*Stated problem:*
Using the listing below, report all lines holding the word "Prozeßstufen".
>>>>
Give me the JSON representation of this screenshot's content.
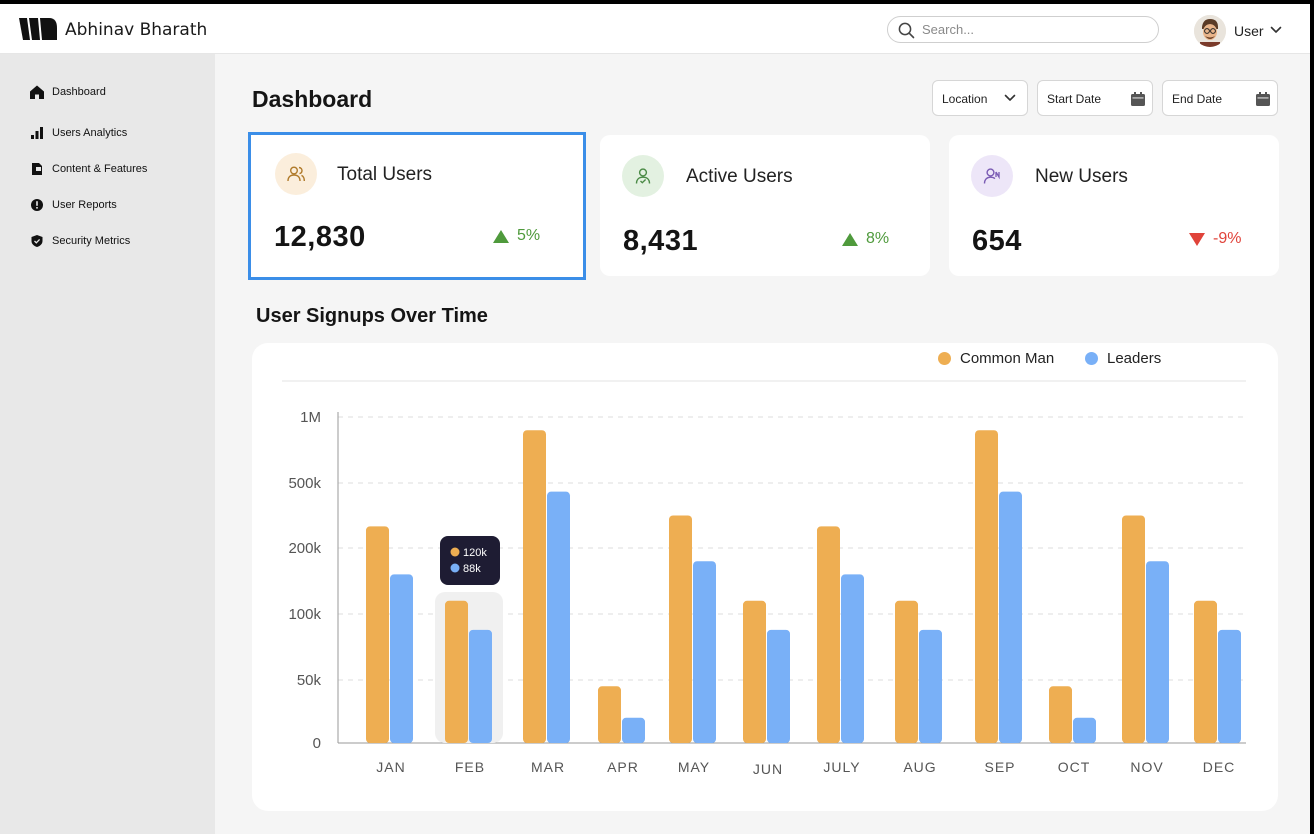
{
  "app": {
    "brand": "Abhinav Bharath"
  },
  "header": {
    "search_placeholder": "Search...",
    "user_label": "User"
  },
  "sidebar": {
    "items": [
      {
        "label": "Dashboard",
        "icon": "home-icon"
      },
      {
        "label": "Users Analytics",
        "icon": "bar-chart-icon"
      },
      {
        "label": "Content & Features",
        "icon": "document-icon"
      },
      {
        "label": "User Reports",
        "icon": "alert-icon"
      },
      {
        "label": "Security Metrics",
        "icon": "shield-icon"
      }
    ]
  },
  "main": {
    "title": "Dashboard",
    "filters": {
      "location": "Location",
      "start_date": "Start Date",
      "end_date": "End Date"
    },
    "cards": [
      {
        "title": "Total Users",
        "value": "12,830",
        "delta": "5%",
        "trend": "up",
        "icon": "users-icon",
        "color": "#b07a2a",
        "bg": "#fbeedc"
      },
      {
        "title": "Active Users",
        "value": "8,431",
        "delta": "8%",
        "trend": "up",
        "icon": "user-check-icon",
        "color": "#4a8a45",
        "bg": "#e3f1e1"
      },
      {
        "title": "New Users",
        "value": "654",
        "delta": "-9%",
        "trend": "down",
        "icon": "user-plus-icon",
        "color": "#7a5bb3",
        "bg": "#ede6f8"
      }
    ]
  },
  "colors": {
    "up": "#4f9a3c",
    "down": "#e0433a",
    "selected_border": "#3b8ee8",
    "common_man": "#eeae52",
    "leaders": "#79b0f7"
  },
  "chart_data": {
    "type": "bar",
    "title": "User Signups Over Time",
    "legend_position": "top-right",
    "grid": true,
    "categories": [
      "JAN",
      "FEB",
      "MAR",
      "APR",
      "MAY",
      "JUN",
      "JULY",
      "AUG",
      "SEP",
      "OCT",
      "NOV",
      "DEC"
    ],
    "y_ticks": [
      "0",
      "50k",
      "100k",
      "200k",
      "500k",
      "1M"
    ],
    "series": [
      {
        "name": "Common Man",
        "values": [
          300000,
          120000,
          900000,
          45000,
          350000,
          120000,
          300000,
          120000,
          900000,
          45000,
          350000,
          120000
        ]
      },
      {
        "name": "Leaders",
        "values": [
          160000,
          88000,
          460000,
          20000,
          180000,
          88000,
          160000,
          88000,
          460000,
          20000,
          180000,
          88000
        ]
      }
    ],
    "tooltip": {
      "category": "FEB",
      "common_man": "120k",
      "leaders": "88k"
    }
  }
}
<<<<
>>>>
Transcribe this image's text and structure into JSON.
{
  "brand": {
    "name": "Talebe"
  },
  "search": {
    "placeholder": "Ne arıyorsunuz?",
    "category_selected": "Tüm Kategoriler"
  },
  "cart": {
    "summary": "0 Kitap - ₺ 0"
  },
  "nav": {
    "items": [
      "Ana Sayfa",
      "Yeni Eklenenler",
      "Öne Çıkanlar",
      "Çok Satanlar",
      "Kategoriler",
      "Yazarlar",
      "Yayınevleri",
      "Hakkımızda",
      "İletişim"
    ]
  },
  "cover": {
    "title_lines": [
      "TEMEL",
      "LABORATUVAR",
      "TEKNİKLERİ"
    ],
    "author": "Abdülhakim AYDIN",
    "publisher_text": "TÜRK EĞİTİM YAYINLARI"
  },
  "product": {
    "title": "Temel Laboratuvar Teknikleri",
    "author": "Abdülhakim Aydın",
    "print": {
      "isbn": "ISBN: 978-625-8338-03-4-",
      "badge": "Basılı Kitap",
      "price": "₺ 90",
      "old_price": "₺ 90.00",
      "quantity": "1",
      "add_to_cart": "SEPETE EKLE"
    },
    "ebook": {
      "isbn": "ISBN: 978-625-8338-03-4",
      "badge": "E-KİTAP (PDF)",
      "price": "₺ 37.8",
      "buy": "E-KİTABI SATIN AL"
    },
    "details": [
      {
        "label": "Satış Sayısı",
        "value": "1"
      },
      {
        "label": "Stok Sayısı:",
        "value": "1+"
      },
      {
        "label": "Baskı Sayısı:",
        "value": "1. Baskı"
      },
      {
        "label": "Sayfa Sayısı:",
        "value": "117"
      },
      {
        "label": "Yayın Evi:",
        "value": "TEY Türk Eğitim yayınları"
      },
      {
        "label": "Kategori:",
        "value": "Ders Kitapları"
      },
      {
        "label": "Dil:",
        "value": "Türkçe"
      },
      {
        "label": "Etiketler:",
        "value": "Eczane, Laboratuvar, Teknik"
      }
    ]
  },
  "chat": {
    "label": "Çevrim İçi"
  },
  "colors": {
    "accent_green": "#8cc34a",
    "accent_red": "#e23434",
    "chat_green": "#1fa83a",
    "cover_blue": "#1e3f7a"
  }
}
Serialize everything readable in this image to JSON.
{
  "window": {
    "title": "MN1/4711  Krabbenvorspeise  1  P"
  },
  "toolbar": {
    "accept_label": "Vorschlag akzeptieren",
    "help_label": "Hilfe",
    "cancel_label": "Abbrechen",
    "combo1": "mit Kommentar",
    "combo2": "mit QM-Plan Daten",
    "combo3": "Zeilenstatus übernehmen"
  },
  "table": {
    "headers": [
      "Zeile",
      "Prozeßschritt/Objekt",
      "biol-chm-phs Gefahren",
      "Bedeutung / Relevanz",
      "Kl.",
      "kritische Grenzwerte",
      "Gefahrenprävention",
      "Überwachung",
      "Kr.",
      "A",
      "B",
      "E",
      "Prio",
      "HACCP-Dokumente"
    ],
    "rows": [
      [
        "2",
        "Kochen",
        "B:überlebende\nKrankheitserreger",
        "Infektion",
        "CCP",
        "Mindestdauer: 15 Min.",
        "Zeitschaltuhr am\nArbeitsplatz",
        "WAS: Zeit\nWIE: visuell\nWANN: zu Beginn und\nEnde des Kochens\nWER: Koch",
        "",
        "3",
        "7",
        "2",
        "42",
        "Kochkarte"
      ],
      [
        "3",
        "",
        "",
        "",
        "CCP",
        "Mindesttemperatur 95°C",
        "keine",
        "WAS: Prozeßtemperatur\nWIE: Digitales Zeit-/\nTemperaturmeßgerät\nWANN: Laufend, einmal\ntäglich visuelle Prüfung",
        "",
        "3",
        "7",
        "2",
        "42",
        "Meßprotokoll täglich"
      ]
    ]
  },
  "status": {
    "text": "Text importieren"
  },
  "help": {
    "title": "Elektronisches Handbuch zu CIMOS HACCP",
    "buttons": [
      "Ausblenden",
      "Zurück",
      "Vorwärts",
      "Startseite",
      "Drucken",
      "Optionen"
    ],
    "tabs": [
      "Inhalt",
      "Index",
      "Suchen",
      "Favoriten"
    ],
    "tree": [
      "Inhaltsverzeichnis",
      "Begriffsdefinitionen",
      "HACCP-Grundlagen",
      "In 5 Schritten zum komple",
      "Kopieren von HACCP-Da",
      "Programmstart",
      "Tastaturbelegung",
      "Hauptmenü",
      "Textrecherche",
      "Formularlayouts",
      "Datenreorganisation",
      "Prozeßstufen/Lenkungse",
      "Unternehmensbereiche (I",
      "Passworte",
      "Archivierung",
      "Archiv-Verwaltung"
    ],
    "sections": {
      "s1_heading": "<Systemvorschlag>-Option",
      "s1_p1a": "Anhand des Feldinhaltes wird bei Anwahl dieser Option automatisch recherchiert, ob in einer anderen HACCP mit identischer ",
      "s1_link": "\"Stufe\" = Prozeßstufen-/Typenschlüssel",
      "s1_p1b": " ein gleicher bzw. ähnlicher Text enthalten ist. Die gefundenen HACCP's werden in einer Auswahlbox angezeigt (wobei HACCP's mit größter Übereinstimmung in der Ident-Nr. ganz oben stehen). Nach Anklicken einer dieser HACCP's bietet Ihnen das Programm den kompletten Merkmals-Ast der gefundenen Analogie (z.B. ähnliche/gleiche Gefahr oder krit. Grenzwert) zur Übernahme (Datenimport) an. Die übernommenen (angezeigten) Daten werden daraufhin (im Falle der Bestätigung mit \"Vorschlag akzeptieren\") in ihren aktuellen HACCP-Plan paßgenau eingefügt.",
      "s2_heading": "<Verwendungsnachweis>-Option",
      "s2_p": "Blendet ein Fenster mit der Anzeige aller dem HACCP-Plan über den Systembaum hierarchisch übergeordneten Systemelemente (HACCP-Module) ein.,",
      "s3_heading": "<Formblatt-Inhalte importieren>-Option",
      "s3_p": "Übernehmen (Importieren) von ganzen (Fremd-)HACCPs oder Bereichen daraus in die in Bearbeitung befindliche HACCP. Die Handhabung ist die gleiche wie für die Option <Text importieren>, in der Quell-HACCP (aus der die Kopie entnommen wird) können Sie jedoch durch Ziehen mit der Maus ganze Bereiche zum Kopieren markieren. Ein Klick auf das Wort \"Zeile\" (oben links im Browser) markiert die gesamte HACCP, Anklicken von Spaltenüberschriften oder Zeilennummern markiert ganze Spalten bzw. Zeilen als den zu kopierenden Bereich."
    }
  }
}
<<<<
*Answer for the task:*
      "Prozeßstufen/Lenkungse",
      "s1_link": "\"Stufe\" = Prozeßstufen-/Typenschlüssel",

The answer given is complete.